§ Given text
## Begin
Over the last few years, Apache Iceberg has gained popularity as an open table format that promises table metadata, schema evolution, time travel, flexibility across multiple query engines and employs optimistic concurrency control (OCC) to handle multiple writers. Its design, geared towards storing large, slow-moving tabular data, has been able to address challenges in managing large datasets and providing a “table abstraction” on top of data lake storage. However, as near-real-time streaming becomes the new normal, who wouldn’t also want data in their lakehouse as quickly and affordably as possible? How does Iceberg’s metadata management perform at moderate to high scale writes? Can it handle the demanding SLAs of near-real-time pipelines?
You may think of Onehouse as the Apache HudiTM company and wonder what the connection is. Onehouse is the “Open Lakehouse Company” – providing the most open and interoperable data lakehouse tables in the industry today, using Apache XTable (Incubating) to translate open table format metadata across reads/writes on the three major formats - Delta Lake, Iceberg and Hudi.
In this blog, we share our production experience in managing Iceberg metadata for large, frequently updated tables of our streaming/CDC ingestion product's users over the past 24 months. We share lessons we learnt and guide scaling pitfalls you may encounter for these Iceberg workloads.
Onehouse runs and manages ingestion streams for large production tables (often tens of TBs and growing), ingesting append-only and mutable data in a streaming fashion every few minutes using Apache Hudi. With the help of the Multi-Catalog Sync feature, users can choose to generate iceberg metadata asynchronously, allowing them to query the data as an iceberg table on platforms like Snowflake and Dremio. This is powered by Apache XTable (Incubating), a rapidly growing open-source project that enables cross-table interoperability between open lakehouse formats through metadata translations.
## End
§ Data segment
## Begin
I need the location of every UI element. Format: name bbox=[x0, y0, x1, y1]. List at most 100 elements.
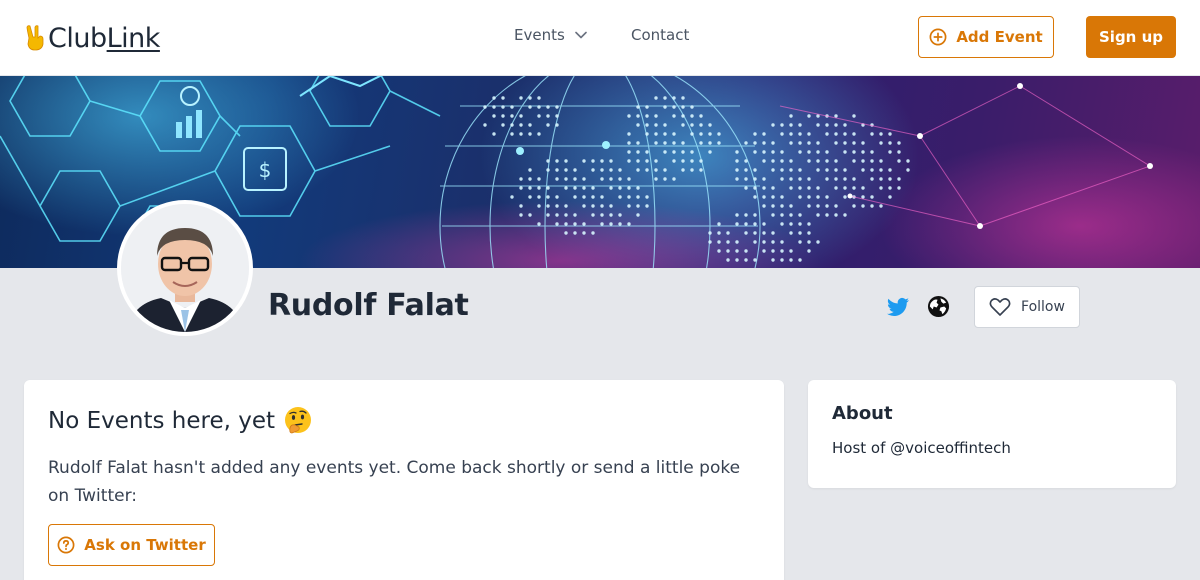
## End
§ Problems and tasks
1. In the Iceberg article, please reproduce the passage from "In this blog, we" to "these Iceberg workloads.", substituting "operational experience" for "production experience".
2. Answer these questions from the Iceberg article:
(a) What mechanism does Iceberg use to handle multiple writers?
(b) Which three table formats does Apache XTable translate metadata across?
(c) How often does Onehouse ingest data into its managed tables?

§ Solutions to the exercise
1.
In this blog, we share our operational experience in managing Iceberg metadata for large, frequently updated tables of our streaming/CDC ingestion product's users over the past 24 months. We share lessons we learnt and guide scaling pitfalls you may encounter for these Iceberg workloads.

2.
(a) Optimistic concurrency control (OCC).
(b) Delta Lake, Iceberg and Hudi.
(c) Every few minutes.